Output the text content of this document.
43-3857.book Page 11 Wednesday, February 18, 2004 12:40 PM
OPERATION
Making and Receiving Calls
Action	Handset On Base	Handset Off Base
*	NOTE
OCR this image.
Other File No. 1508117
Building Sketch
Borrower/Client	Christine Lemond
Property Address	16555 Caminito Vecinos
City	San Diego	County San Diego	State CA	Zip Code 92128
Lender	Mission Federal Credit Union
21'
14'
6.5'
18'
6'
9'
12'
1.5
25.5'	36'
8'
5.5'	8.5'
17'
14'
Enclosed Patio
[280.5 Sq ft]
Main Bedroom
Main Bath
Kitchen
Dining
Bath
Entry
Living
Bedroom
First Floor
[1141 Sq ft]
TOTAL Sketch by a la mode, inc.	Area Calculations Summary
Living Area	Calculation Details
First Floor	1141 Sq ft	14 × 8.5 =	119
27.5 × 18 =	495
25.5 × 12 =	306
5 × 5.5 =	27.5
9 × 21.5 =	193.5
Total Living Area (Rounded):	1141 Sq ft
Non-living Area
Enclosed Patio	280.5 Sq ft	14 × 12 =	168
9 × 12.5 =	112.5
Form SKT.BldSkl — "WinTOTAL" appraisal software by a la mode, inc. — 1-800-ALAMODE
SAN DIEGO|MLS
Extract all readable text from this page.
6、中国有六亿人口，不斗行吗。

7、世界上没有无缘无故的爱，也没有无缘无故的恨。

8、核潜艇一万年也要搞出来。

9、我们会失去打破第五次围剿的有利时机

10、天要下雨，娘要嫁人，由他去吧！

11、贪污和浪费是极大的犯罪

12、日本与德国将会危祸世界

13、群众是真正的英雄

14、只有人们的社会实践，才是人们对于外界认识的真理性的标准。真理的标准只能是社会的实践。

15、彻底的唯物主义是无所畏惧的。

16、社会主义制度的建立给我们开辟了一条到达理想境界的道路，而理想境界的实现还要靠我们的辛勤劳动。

———

Required work
Find how many lines in the records contain the string "text", then give the number alone.

Problem solution
2